- **Problem to solve**
Each line in the listing below that holds "ROUNDup" should be counted; reply with that number only.

- **Data records**
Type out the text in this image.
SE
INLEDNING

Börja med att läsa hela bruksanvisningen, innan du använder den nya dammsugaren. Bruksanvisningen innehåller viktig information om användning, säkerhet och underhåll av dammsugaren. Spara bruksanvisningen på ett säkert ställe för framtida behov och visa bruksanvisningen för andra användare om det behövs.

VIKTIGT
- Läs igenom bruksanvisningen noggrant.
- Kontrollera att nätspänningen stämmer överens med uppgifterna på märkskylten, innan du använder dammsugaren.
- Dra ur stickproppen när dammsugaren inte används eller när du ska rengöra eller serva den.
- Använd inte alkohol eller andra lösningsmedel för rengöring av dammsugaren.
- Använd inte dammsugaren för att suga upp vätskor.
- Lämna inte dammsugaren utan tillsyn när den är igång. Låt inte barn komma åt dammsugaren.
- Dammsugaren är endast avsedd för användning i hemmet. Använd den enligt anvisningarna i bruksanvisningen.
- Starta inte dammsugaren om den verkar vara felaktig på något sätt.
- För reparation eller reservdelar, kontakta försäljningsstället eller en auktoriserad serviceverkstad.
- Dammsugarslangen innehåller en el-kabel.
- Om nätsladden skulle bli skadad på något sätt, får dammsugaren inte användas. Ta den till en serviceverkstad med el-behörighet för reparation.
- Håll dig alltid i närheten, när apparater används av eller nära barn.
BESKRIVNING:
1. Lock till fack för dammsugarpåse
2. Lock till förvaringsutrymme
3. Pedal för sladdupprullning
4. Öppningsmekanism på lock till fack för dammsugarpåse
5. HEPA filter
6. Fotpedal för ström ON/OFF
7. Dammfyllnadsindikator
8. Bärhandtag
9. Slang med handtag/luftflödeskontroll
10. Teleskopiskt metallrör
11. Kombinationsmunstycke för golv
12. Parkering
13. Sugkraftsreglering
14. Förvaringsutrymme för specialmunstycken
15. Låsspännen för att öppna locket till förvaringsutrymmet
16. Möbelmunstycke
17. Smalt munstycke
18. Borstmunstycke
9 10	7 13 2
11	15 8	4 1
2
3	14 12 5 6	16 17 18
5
---
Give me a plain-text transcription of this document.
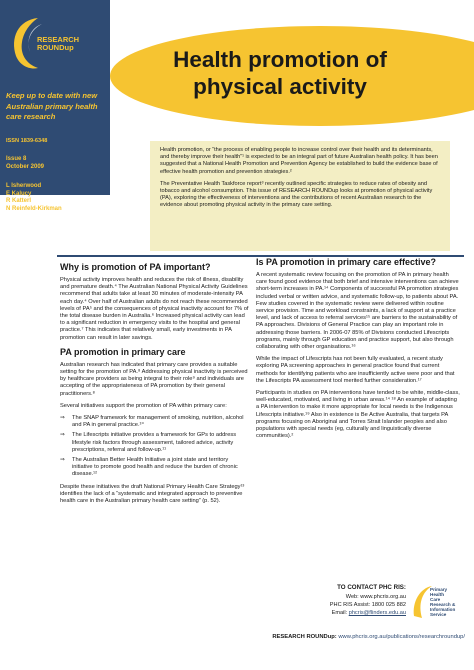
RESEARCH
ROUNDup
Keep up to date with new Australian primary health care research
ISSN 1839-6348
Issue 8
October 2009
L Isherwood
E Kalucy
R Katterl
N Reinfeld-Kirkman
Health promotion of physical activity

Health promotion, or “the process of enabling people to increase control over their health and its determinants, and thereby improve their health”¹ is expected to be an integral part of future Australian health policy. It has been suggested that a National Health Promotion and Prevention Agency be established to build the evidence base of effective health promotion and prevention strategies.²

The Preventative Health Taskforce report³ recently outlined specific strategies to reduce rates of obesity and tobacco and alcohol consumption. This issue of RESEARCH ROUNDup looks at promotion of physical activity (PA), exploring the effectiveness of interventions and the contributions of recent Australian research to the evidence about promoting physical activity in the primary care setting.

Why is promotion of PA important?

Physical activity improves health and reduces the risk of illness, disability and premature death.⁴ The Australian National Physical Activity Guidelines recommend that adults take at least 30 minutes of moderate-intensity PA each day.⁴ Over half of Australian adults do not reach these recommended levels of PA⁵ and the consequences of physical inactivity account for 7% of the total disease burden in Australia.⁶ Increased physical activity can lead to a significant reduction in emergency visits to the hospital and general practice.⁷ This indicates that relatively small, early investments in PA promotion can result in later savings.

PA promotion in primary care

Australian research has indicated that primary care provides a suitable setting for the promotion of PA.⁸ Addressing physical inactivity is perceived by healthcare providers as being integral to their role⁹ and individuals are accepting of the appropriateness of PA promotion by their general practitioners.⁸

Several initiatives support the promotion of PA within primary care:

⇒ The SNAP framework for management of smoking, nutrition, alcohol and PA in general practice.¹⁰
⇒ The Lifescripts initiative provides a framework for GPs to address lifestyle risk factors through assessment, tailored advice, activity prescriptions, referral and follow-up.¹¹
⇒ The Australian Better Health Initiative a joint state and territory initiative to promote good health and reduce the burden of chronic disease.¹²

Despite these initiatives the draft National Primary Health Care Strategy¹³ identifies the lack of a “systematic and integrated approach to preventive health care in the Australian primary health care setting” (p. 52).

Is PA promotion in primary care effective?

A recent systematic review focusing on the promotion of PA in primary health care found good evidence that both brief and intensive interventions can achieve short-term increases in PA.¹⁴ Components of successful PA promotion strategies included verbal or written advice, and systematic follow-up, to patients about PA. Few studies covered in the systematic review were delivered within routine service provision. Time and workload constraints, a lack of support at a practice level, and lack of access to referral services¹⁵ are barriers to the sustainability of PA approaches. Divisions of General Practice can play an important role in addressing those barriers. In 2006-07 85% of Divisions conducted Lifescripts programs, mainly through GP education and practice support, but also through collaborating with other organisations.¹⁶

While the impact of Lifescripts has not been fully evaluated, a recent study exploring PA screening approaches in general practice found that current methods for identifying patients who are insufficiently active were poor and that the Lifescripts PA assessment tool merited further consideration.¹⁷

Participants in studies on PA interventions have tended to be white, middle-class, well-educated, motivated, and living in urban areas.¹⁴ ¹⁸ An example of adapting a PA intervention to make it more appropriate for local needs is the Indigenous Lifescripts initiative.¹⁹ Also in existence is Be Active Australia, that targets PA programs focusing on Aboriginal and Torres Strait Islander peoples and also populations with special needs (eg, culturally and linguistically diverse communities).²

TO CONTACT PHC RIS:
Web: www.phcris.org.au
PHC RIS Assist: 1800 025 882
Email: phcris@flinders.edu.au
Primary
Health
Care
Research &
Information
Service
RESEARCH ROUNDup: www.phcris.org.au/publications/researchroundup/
* * *
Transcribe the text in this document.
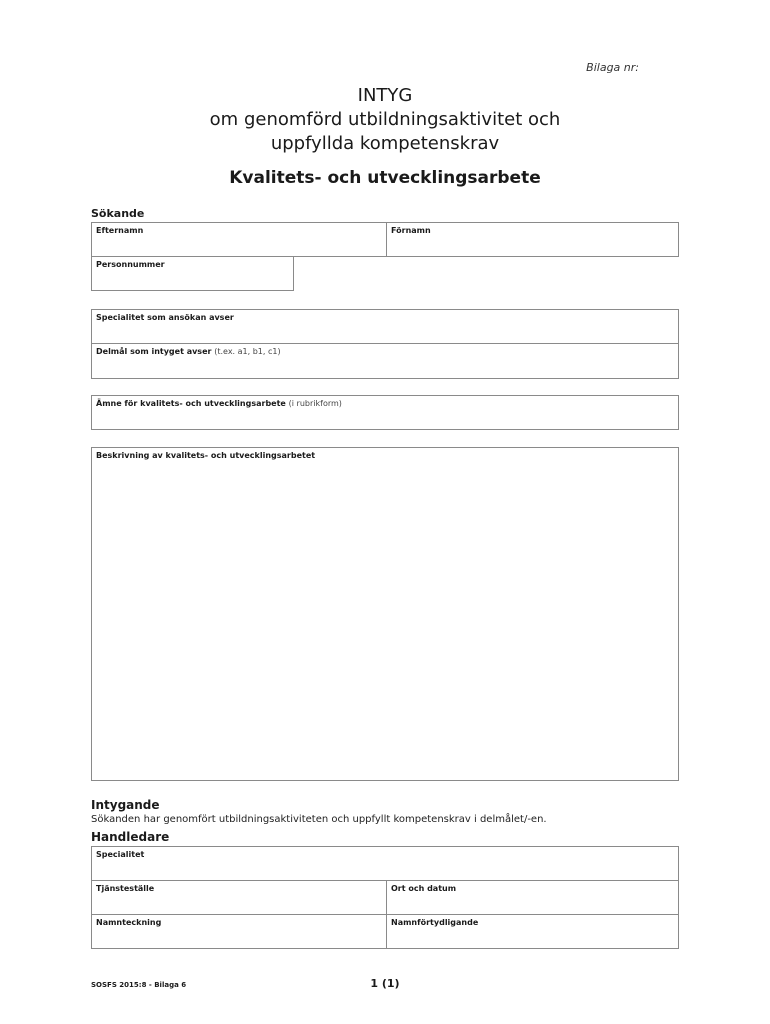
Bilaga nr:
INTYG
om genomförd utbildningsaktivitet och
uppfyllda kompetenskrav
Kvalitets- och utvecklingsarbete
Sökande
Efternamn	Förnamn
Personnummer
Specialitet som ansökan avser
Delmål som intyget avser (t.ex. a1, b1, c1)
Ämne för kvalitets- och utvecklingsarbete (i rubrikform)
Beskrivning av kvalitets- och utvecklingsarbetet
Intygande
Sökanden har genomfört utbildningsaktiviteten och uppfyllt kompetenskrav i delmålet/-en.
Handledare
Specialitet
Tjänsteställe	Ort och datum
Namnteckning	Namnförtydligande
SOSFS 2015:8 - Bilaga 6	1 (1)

- **Expected answer**
3